Extracted text:
——————————

Traitement de Données

A Tour of the Data Ecosystem in Julia

Julia 1.0 was released at JuliaCon 2018 and it’s been a quick year for the package ecosystem to build upon the first long-term stable release. In a lot of ways, pre-1.0 for packages involved a lot of experimentation; a lot of trying out various ideas, shotgun-style and seeing what sticks, in addition to trying to keep up with the evolving core language. One of my favorite things about Julia is the great efforts that have been made to collaborate, coordinate, and modularize not just the base language and standard libraries, but the entire package ecosystem. Julia was born in the age of GitHub, Discourse, and Slack, which has led to an exceptional amount of public communication from and with core developers, targeted efforts to automatically update package code and test the impact of core changes to the ecosystem, and a proliferation of user-group meetups and domain-specific GitHub organizations. I don’t feel dishonest in saying I think Julia is the most collaborative programming language that exists today.

With all this context, one might be wondering: so what is the current status of working with data in Julia? How do various packages like CSV.jl, DataFrames.jl, JuliaDB.jl, and Query.jl play together. And so I present, “A Tour of the Data Ecosystem in Julia”. Let’s begin…

Data I/O: How do I get data in and out of Julia?

Text Files
I once heard Jeff Bezanson say tongue-in-cheek, “It doesn’t really matter what fancy features you put in a programming language, all people really want to do is read csv files. That’s it, just csv file reading.” Julia has grown a lot since the earliest days of dlmread, with several excellent packages for reading csv and other delimited files, each growing out of a unique idea for approaching this old problem or addressing a specific integration need.

As blog author, you’ll have to forgive the shameless plug for my own packages: I started CSV.jl in 2015 to try and make a strong effort to match csv parsing functionality provided by other popular languages (in particular, Pandas and fread in R). Since then, it’s accumulated some ~400 commits from over 25 collaborators, and recently hit issue #464. It also released a significant upgrade with the recent 0.5 release, bringing performance inline with the fastest parsers in other languages, while providing some powerful and unique features not available elsewhere, including: “perfect” column typing without needing to restart parsing at all, auto delimiter detection, automatic handling of invalid rows, and several options/layers for lazily parsing files, all with unparalleled performance (a full feature comparison with pandas and R can be found in the latest discourse announcement post). Part of CSV.jl’s speed comes from the hand-tuned type parsers made available in the Parsers.jl package, which includes extremely performant parsing for ints, floats, bools, and dates/datetimes, all in pure Julia.

——————————

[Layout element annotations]
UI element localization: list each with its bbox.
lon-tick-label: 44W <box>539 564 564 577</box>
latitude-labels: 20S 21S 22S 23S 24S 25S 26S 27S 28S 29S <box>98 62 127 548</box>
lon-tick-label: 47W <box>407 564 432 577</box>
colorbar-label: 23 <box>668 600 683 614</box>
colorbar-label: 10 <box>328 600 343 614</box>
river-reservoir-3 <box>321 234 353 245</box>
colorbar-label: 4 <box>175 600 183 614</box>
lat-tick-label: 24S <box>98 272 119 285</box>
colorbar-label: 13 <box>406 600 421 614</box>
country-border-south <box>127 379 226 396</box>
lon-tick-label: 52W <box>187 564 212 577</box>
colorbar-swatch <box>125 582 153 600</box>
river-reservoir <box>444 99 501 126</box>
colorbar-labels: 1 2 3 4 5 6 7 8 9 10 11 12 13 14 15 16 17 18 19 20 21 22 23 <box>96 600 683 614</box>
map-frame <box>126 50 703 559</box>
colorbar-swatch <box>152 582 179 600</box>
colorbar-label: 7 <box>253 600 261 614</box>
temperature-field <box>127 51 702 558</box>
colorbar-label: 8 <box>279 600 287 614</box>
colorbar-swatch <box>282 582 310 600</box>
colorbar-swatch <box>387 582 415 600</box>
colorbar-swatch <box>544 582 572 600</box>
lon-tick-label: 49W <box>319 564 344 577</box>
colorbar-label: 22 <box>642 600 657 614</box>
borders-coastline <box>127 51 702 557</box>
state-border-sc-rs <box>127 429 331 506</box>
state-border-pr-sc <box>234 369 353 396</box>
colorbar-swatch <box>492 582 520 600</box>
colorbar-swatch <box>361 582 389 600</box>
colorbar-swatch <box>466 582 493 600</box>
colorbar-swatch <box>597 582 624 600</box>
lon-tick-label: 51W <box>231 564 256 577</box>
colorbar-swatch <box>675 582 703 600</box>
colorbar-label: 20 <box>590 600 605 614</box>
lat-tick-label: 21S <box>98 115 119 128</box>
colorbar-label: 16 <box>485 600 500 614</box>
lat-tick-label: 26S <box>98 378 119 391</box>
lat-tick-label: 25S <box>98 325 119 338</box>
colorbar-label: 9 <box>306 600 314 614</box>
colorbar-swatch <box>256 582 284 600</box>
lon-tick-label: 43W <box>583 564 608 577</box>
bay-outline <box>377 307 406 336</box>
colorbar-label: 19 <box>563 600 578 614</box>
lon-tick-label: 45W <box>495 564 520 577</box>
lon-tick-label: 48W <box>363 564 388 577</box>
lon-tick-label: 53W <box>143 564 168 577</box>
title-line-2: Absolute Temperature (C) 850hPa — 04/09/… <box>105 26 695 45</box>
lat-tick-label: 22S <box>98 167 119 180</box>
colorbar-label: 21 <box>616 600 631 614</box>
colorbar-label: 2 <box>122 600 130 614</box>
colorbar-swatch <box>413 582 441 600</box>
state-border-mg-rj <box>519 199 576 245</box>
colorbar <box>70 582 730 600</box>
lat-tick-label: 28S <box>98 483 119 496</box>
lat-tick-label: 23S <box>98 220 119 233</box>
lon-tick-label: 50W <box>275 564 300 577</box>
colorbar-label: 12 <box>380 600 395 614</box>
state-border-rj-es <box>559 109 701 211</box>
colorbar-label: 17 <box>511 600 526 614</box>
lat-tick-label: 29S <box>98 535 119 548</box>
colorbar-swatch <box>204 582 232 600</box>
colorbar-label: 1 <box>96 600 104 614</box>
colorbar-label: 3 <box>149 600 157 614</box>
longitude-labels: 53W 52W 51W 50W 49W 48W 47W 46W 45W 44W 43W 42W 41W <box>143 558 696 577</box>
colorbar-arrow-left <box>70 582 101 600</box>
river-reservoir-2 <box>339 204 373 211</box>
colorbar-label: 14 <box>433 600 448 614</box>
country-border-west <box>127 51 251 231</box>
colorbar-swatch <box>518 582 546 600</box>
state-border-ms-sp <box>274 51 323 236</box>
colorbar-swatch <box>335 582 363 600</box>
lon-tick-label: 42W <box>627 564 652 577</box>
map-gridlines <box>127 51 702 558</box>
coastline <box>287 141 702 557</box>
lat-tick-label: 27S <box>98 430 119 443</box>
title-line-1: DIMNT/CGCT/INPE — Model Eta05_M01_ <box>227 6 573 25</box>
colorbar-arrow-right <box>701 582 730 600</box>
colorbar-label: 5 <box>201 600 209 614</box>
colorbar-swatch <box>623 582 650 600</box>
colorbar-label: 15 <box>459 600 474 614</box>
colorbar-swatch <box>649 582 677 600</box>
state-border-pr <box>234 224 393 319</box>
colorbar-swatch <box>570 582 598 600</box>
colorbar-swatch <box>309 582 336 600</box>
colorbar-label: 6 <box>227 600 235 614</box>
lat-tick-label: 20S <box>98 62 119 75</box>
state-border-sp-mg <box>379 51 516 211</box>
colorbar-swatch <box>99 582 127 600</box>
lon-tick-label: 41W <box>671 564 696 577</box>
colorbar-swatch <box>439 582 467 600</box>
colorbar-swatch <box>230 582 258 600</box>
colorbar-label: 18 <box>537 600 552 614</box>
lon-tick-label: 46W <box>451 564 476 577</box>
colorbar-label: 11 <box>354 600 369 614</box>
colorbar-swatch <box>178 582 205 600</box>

——————————

Requests:
- A) According to the post on Julia's data ecosystem, in what year was CSV.jl started?
- B) For each statement, say whether the post on Julia's data ecosystem agrees with it: (i) Julia 1.0 was released at JuliaCon 2018; (ii) CSV.jl's significant upgrade came with its 0.4 release; (iii) the type parsers in Parsers.jl are written in C. Give yes or no for each, with the deciding words from the post quoted.

Solutions:
- A) 2015

- B)
(i) Yes: "Julia 1.0 was released at JuliaCon 2018"
(ii) No: "It also released a significant upgrade with the recent 0.5 release"
(iii) No: "all in pure Julia"